*** DATA PROVIDED
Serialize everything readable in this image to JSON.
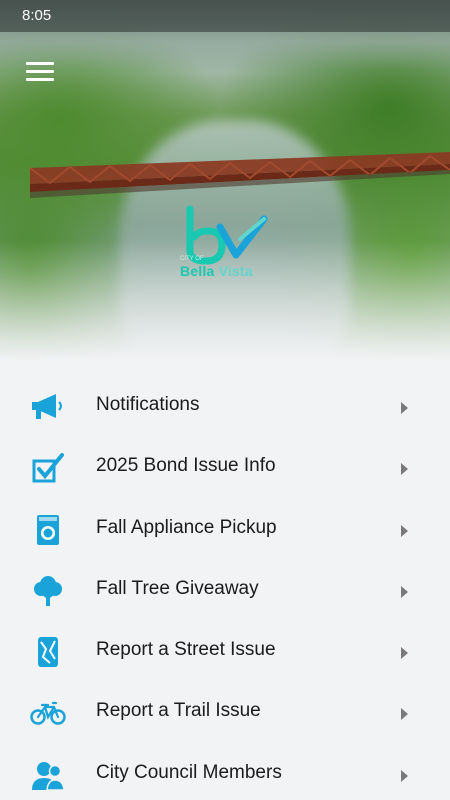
{
  "status_bar": {
    "time": "8:05"
  },
  "header": {
    "menu_icon": "hamburger-menu-icon"
  },
  "logo": {
    "small_text": "CITY OF",
    "name_part1": "Bella",
    "name_part2": "Vista"
  },
  "colors": {
    "accent": "#1aa3d9",
    "logo_teal": "#19c8b1",
    "text": "#1b1b1b",
    "background": "#f2f3f5"
  },
  "menu": {
    "items": [
      {
        "label": "Notifications",
        "icon": "megaphone-icon"
      },
      {
        "label": "2025 Bond Issue Info",
        "icon": "checkbox-icon"
      },
      {
        "label": "Fall Appliance Pickup",
        "icon": "washing-machine-icon"
      },
      {
        "label": "Fall Tree Giveaway",
        "icon": "tree-icon"
      },
      {
        "label": "Report a Street Issue",
        "icon": "map-icon"
      },
      {
        "label": "Report a Trail Issue",
        "icon": "bicycle-icon"
      },
      {
        "label": "City Council Members",
        "icon": "people-icon"
      }
    ]
  }
}
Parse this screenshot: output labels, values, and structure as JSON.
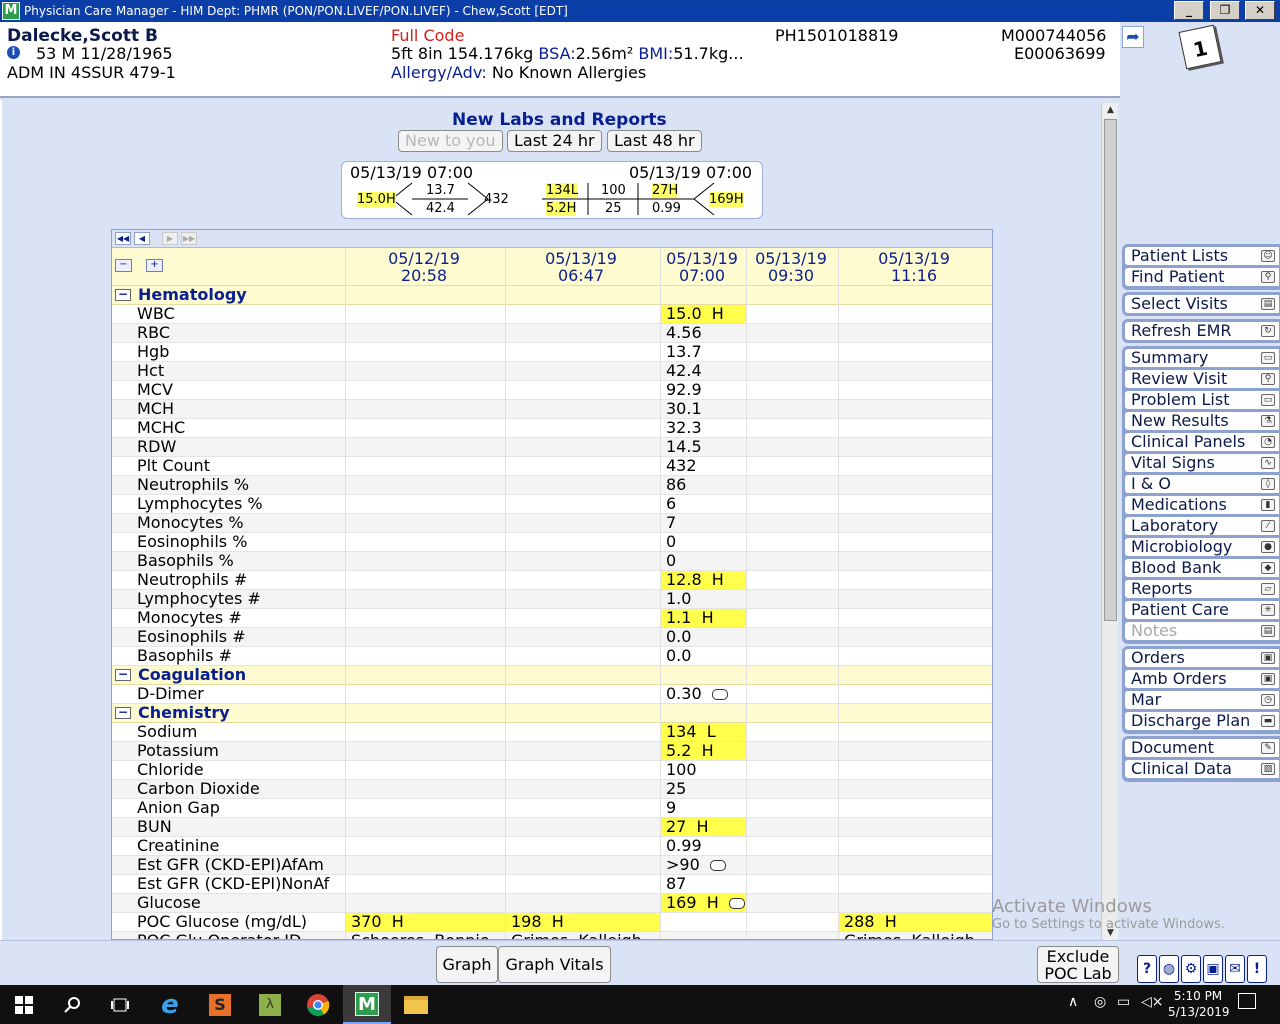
******
### WHAT YOU SHOULD DO:
Each line above is to be copied verbatim. Drop any image from the copy.

### RESPONSE TO THE EXERCISE:
Serialize everything readable in this image to JSON.
{
  "status_bar": {
    "time": "8:05"
  },
  "header": {
    "menu_icon": "hamburger-menu-icon"
  },
  "logo": {
    "small_text": "CITY OF",
    "name_part1": "Bella",
    "name_part2": "Vista"
  },
  "colors": {
    "accent": "#1aa3d9",
    "logo_teal": "#19c8b1",
    "text": "#1b1b1b",
    "background": "#f2f3f5"
  },
  "menu": {
    "items": [
      {
        "label": "Notifications",
        "icon": "megaphone-icon"
      },
      {
        "label": "2025 Bond Issue Info",
        "icon": "checkbox-icon"
      },
      {
        "label": "Fall Appliance Pickup",
        "icon": "washing-machine-icon"
      },
      {
        "label": "Fall Tree Giveaway",
        "icon": "tree-icon"
      },
      {
        "label": "Report a Street Issue",
        "icon": "map-icon"
      },
      {
        "label": "Report a Trail Issue",
        "icon": "bicycle-icon"
      },
      {
        "label": "City Council Members",
        "icon": "people-icon"
      }
    ]
  }
}
Parse this screenshot: output labels, values, and structure as JSON.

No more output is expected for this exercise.